• [Short problem]:
Only lines holding the word "единицы" should be copied from the material.

>> Start Dataset records

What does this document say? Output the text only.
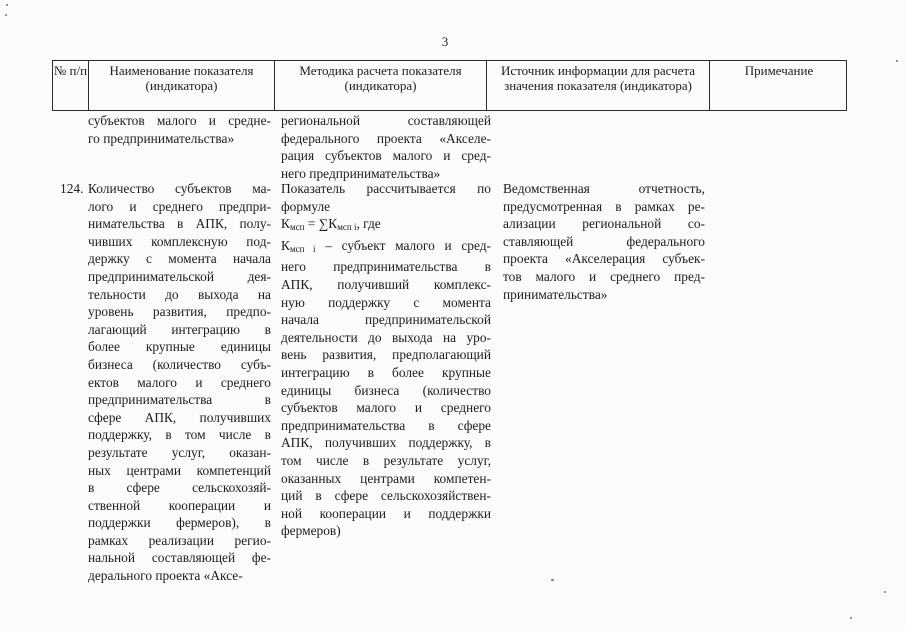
3
№ п/п	Наименование показателя (индикатора)
Методика расчета показателя (индикатора)
Источник информации для расчета значения показателя (индикатора)
Примечание
субъектов малого и средне-
го предпринимательства»
региональной составляющей
федерального проекта «Акселе-
рация субъектов малого и сред-
него предпринимательства»
124. Количество субъектов ма-
лого и среднего предпри-
нимательства в АПК, полу-
чивших комплексную под-
держку с момента начала
предпринимательской дея-
тельности до выхода на
уровень развития, предпо-
лагающий интеграцию в
более крупные единицы
бизнеса (количество субъ-
ектов малого и среднего
предпринимательства в
сфере АПК, получивших
поддержку, в том числе в
результате услуг, оказан-
ных центрами компетенций
в сфере сельскохозяй-
ственной кооперации и
поддержки фермеров), в
рамках реализации регио-
нальной составляющей фе-
дерального проекта «Аксе-
Показатель рассчитывается по
формуле
$К_{мсп} = \sum К_{мсп i}$, где
$К_{мсп i}$ – субъект малого и сред-
него предпринимательства в
АПК, получивший комплекс-
ную поддержку с момента
начала предпринимательской
деятельности до выхода на уро-
вень развития, предполагающий
интеграцию в более крупные
единицы бизнеса (количество
субъектов малого и среднего
предпринимательства в сфере
АПК, получивших поддержку, в
том числе в результате услуг,
оказанных центрами компетен-
ций в сфере сельскохозяйствен-
ной кооперации и поддержки
фермеров)
Ведомственная отчетность,
предусмотренная в рамках ре-
ализации региональной со-
ставляющей федерального
проекта «Акселерация субъек-
тов малого и среднего пред-
принимательства»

>> End Dataset records

• [Correct result]:
более крупные единицы
единицы бизнеса (количество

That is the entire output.